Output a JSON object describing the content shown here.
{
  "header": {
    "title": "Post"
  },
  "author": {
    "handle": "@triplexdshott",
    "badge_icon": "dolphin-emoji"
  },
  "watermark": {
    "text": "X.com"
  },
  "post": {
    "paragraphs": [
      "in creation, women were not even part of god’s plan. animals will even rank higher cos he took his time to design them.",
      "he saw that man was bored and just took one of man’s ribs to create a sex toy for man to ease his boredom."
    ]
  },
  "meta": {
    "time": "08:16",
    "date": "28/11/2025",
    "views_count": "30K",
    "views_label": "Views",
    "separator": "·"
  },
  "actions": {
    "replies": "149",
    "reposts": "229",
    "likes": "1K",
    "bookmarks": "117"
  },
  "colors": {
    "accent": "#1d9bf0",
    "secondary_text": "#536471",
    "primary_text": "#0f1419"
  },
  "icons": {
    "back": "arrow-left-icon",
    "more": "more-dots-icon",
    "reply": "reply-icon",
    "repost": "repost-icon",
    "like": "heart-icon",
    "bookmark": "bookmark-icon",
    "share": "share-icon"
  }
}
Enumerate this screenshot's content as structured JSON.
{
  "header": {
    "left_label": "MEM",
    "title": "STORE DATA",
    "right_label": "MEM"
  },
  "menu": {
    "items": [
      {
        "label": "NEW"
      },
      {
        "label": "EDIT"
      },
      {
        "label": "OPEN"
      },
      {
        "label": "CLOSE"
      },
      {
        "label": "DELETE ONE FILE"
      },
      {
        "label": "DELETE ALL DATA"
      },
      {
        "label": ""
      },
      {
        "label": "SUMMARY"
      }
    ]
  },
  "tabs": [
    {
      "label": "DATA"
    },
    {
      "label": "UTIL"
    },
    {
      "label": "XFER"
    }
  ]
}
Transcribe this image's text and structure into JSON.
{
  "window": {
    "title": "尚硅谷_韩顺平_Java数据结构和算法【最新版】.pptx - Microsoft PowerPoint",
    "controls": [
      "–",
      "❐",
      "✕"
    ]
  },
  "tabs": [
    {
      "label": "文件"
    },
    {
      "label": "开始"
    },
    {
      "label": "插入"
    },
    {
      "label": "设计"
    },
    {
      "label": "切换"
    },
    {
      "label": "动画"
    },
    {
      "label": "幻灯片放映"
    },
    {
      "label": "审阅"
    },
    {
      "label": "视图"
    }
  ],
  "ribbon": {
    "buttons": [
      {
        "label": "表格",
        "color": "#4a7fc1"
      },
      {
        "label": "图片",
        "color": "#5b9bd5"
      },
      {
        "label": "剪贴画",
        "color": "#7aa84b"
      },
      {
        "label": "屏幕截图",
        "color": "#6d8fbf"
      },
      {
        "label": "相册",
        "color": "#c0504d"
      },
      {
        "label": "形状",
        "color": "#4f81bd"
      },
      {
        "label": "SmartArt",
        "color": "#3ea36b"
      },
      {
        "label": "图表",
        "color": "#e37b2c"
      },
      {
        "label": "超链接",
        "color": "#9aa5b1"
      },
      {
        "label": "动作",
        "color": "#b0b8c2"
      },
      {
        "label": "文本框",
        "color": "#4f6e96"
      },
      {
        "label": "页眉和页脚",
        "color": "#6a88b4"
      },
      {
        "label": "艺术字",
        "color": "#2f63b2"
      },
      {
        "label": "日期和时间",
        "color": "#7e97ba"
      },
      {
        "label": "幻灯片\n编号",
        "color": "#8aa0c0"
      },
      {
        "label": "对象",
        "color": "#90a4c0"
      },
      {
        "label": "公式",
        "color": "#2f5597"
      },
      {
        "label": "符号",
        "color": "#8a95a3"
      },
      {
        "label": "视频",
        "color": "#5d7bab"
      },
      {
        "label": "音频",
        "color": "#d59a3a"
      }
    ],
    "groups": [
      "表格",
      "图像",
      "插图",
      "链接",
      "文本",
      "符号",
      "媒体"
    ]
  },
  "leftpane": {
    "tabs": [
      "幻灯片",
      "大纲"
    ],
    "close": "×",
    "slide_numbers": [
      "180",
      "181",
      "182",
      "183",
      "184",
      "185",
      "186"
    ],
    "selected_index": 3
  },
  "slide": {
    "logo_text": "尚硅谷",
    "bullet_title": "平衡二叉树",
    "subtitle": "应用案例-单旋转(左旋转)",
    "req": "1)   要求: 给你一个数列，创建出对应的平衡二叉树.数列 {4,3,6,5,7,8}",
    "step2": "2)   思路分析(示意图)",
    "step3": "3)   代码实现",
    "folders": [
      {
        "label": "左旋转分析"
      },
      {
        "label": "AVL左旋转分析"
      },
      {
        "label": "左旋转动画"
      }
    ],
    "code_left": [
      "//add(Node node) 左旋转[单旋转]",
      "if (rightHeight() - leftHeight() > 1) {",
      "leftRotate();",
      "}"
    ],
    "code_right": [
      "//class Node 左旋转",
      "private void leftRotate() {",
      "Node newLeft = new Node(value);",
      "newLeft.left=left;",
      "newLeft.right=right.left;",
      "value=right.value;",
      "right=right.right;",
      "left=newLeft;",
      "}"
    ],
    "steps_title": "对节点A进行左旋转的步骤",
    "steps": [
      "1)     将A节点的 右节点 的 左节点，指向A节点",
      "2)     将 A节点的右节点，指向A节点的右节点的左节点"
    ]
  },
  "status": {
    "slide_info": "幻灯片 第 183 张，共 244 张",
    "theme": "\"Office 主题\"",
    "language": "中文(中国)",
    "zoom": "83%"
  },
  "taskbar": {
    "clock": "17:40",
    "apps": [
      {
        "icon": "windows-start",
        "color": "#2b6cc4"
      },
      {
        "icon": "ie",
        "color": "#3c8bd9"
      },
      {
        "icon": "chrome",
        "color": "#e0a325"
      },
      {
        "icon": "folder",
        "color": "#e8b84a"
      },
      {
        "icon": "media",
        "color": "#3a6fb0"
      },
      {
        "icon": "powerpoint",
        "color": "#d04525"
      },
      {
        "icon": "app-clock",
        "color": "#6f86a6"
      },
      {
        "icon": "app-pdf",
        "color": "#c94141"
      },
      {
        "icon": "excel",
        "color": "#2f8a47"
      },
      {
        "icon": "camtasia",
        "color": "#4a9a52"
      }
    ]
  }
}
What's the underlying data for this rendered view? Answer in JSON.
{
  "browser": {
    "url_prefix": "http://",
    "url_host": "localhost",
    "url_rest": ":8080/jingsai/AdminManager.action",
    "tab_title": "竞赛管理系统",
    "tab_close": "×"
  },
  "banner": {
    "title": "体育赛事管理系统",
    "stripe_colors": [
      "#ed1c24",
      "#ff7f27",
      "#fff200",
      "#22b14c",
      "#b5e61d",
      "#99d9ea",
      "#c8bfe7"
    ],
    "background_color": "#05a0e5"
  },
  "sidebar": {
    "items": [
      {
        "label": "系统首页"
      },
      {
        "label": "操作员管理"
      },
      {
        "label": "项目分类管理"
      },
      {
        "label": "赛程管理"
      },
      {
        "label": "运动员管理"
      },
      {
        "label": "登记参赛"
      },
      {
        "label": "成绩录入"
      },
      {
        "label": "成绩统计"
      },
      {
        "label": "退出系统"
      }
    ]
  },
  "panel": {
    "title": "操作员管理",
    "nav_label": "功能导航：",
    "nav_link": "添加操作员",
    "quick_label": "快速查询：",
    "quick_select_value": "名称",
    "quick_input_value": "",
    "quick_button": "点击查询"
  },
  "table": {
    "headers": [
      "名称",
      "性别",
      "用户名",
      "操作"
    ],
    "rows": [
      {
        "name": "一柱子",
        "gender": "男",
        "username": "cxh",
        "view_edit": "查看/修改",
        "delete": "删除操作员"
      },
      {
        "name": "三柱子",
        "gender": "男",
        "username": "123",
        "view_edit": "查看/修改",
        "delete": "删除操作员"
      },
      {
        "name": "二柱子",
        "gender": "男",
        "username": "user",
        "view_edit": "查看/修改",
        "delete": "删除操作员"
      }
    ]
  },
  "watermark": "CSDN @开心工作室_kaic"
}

• • • • • • •

**Aim of the exercise**
Select every line in the records above that contains the word "content".

**Complete answer**
Output a JSON object describing the content shown here.
Enumerate this screenshot's content as structured JSON.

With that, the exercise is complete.